§ **Problem requirements**
Send each entry back exactly as given, pictures excluded.

[Stored entries]
########
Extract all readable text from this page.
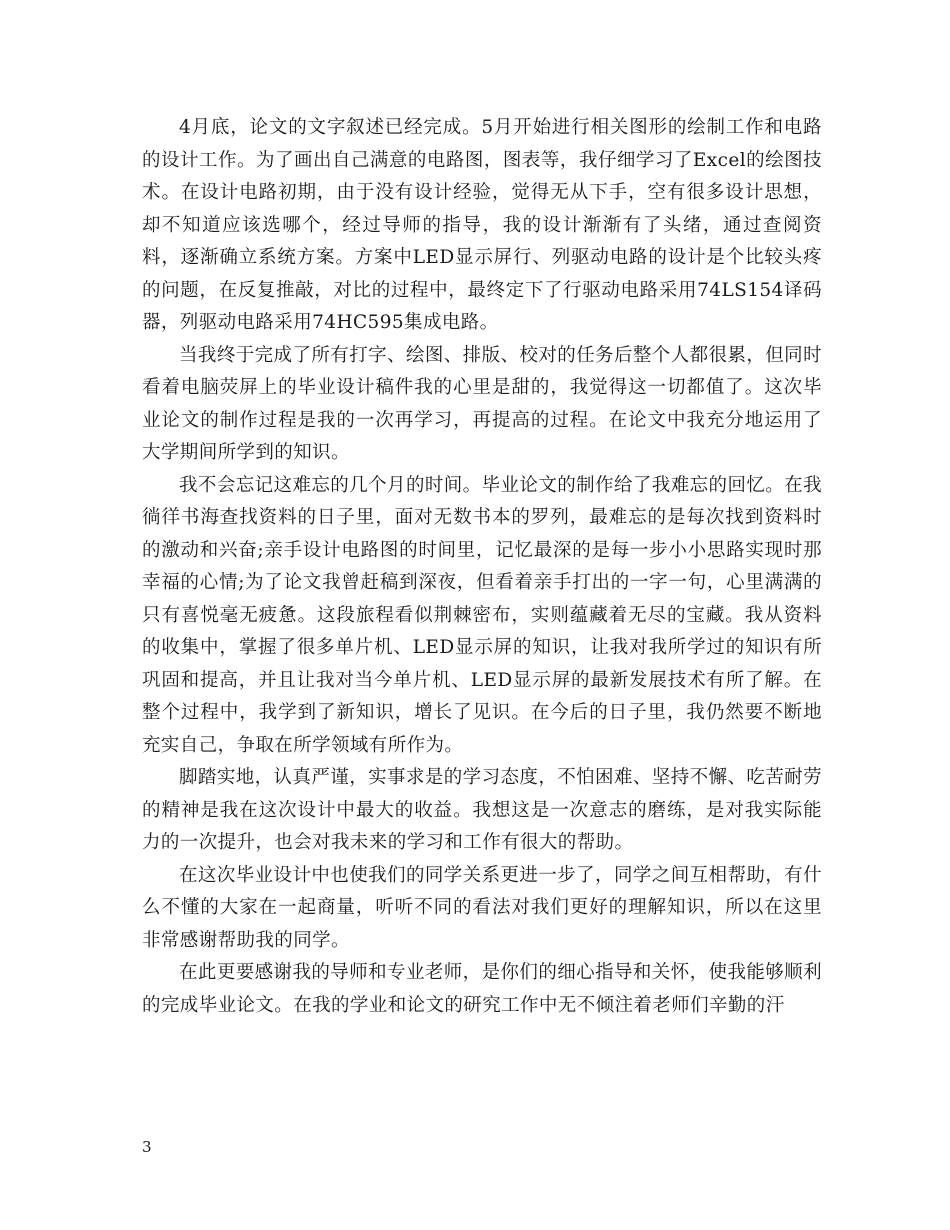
4月底，论文的文字叙述已经完成。5月开始进行相关图形的绘制工作和电路的设计工作。为了画出自己满意的电路图，图表等，我仔细学习了Excel的绘图技术。在设计电路初期，由于没有设计经验，觉得无从下手，空有很多设计思想，却不知道应该选哪个，经过导师的指导，我的设计渐渐有了头绪，通过查阅资料，逐渐确立系统方案。方案中LED显示屏行、列驱动电路的设计是个比较头疼的问题，在反复推敲，对比的过程中，最终定下了行驱动电路采用74LS154译码器，列驱动电路采用74HC595集成电路。

当我终于完成了所有打字、绘图、排版、校对的任务后整个人都很累，但同时看着电脑荧屏上的毕业设计稿件我的心里是甜的，我觉得这一切都值了。这次毕业论文的制作过程是我的一次再学习，再提高的过程。在论文中我充分地运用了大学期间所学到的知识。

我不会忘记这难忘的几个月的时间。毕业论文的制作给了我难忘的回忆。在我徜徉书海查找资料的日子里，面对无数书本的罗列，最难忘的是每次找到资料时的激动和兴奋;亲手设计电路图的时间里，记忆最深的是每一步小小思路实现时那幸福的心情;为了论文我曾赶稿到深夜，但看着亲手打出的一字一句，心里满满的只有喜悦毫无疲惫。这段旅程看似荆棘密布，实则蕴藏着无尽的宝藏。我从资料的收集中，掌握了很多单片机、LED显示屏的知识，让我对我所学过的知识有所巩固和提高，并且让我对当今单片机、LED显示屏的最新发展技术有所了解。在整个过程中，我学到了新知识，增长了见识。在今后的日子里，我仍然要不断地充实自己，争取在所学领域有所作为。

脚踏实地，认真严谨，实事求是的学习态度，不怕困难、坚持不懈、吃苦耐劳的精神是我在这次设计中最大的收益。我想这是一次意志的磨练，是对我实际能力的一次提升，也会对我未来的学习和工作有很大的帮助。

在这次毕业设计中也使我们的同学关系更进一步了，同学之间互相帮助，有什么不懂的大家在一起商量，听听不同的看法对我们更好的理解知识，所以在这里非常感谢帮助我的同学。

在此更要感谢我的导师和专业老师，是你们的细心指导和关怀，使我能够顺利的完成毕业论文。在我的学业和论文的研究工作中无不倾注着老师们辛勤的汗

3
########
§ **Exercise output**
Extract all readable text from this page.
4月底，论文的文字叙述已经完成。5月开始进行相关图形的绘制工作和电路的设计工作。为了画出自己满意的电路图，图表等，我仔细学习了Excel的绘图技术。在设计电路初期，由于没有设计经验，觉得无从下手，空有很多设计思想，却不知道应该选哪个，经过导师的指导，我的设计渐渐有了头绪，通过查阅资料，逐渐确立系统方案。方案中LED显示屏行、列驱动电路的设计是个比较头疼的问题，在反复推敲，对比的过程中，最终定下了行驱动电路采用74LS154译码器，列驱动电路采用74HC595集成电路。

当我终于完成了所有打字、绘图、排版、校对的任务后整个人都很累，但同时看着电脑荧屏上的毕业设计稿件我的心里是甜的，我觉得这一切都值了。这次毕业论文的制作过程是我的一次再学习，再提高的过程。在论文中我充分地运用了大学期间所学到的知识。

我不会忘记这难忘的几个月的时间。毕业论文的制作给了我难忘的回忆。在我徜徉书海查找资料的日子里，面对无数书本的罗列，最难忘的是每次找到资料时的激动和兴奋;亲手设计电路图的时间里，记忆最深的是每一步小小思路实现时那幸福的心情;为了论文我曾赶稿到深夜，但看着亲手打出的一字一句，心里满满的只有喜悦毫无疲惫。这段旅程看似荆棘密布，实则蕴藏着无尽的宝藏。我从资料的收集中，掌握了很多单片机、LED显示屏的知识，让我对我所学过的知识有所巩固和提高，并且让我对当今单片机、LED显示屏的最新发展技术有所了解。在整个过程中，我学到了新知识，增长了见识。在今后的日子里，我仍然要不断地充实自己，争取在所学领域有所作为。

脚踏实地，认真严谨，实事求是的学习态度，不怕困难、坚持不懈、吃苦耐劳的精神是我在这次设计中最大的收益。我想这是一次意志的磨练，是对我实际能力的一次提升，也会对我未来的学习和工作有很大的帮助。

在这次毕业设计中也使我们的同学关系更进一步了，同学之间互相帮助，有什么不懂的大家在一起商量，听听不同的看法对我们更好的理解知识，所以在这里非常感谢帮助我的同学。

在此更要感谢我的导师和专业老师，是你们的细心指导和关怀，使我能够顺利的完成毕业论文。在我的学业和论文的研究工作中无不倾注着老师们辛勤的汗

3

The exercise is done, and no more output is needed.